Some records
##########
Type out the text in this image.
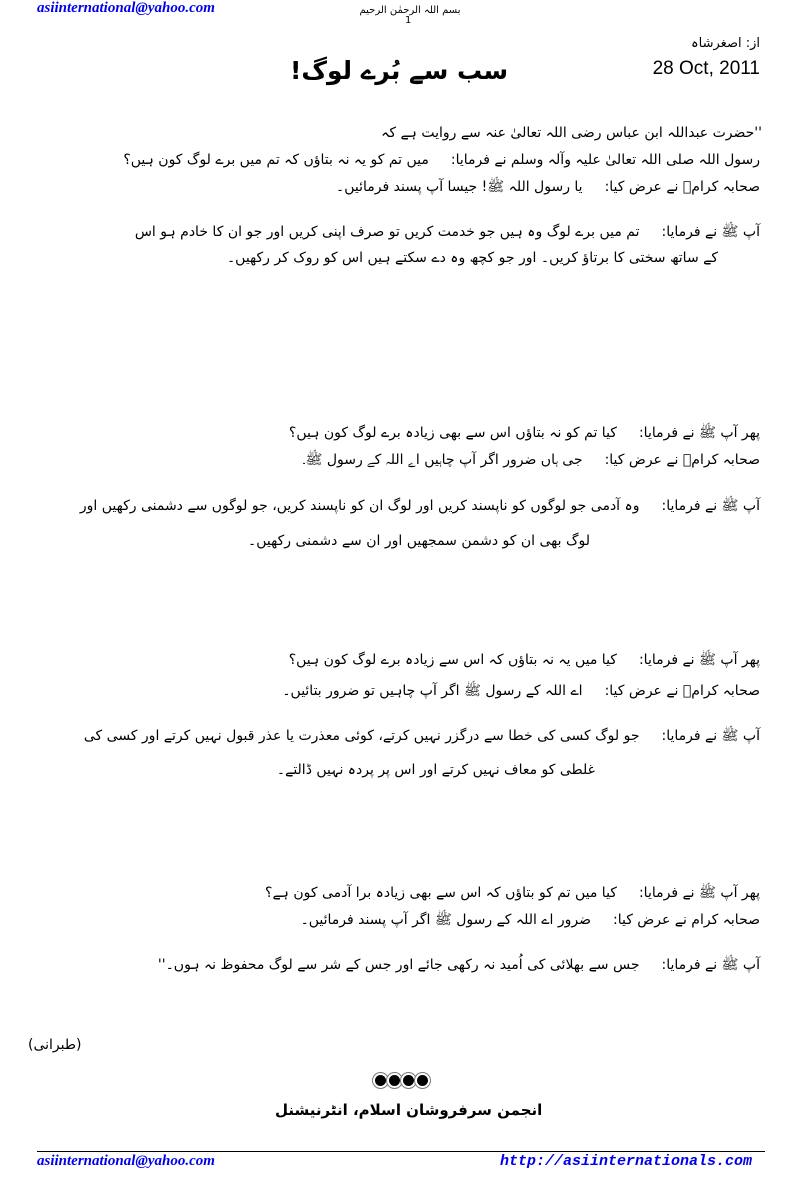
asiinternational@yahoo.com	بسم اللہ الرحمٰن الرحیم
1
از: اصغرشاہ
28 Oct, 2011
سب سے بُرے لوگ!
''حضرت عبداللہ ابن عباس رضی اللہ تعالیٰ عنہ سے روایت ہے کہ
رسول اللہ صلی اللہ تعالیٰ علیہ وآلہ وسلم نے فرمایا:میں تم کو یہ نہ بتاؤں کہ تم میں برے لوگ کون ہیں؟
صحابہ کرامؓ نے عرض کیا:یا رسول اللہ ﷺ! جیسا آپ پسند فرمائیں۔
آپ ﷺ نے فرمایا:تم میں برے لوگ وہ ہیں جو خدمت کریں تو صرف اپنی کریں اور جو ان کا خادم ہو اس
کے ساتھ سختی کا برتاؤ کریں۔ اور جو کچھ وہ دے سکتے ہیں اس کو روک کر رکھیں۔
پھر آپ ﷺ نے فرمایا:کیا تم کو نہ بتاؤں اس سے بھی زیادہ برے لوگ کون ہیں؟
صحابہ کرامؓ نے عرض کیا:جی ہاں ضرور اگر آپ چاہیں اے اللہ کے رسول ﷺ۔
آپ ﷺ نے فرمایا:وہ آدمی جو لوگوں کو ناپسند کریں اور لوگ ان کو ناپسند کریں، جو لوگوں سے دشمنی رکھیں اور
لوگ بھی ان کو دشمن سمجھیں اور ان سے دشمنی رکھیں۔
پھر آپ ﷺ نے فرمایا:کیا میں یہ نہ بتاؤں کہ اس سے زیادہ برے لوگ کون ہیں؟
صحابہ کرامؓ نے عرض کیا:اے اللہ کے رسول ﷺ اگر آپ چاہیں تو ضرور بتائیں۔
آپ ﷺ نے فرمایا:جو لوگ کسی کی خطا سے درگزر نہیں کرتے، کوئی معذرت یا عذر قبول نہیں کرتے اور کسی کی
غلطی کو معاف نہیں کرتے اور اس پر پردہ نہیں ڈالتے۔
پھر آپ ﷺ نے فرمایا:کیا میں تم کو بتاؤں کہ اس سے بھی زیادہ برا آدمی کون ہے؟
صحابہ کرام نے عرض کیا:ضرور اے اللہ کے رسول ﷺ اگر آپ پسند فرمائیں۔
آپ ﷺ نے فرمایا:جس سے بھلائی کی اُمید نہ رکھی جائے اور جس کے شر سے لوگ محفوظ نہ ہوں۔''
(طبرانی)
انجمن سرفروشان اسلام، انٹرنیشنل
asiinternational@yahoo.com	http://asiinternationals.com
##########
Pull every line containing the word "ضرور" out of the entries above.

> Full response:
صحابہ کرامؓ نے عرض کیا:جی ہاں ضرور اگر آپ چاہیں اے اللہ کے رسول ﷺ۔
صحابہ کرامؓ نے عرض کیا:اے اللہ کے رسول ﷺ اگر آپ چاہیں تو ضرور بتائیں۔
صحابہ کرام نے عرض کیا:ضرور اے اللہ کے رسول ﷺ اگر آپ پسند فرمائیں۔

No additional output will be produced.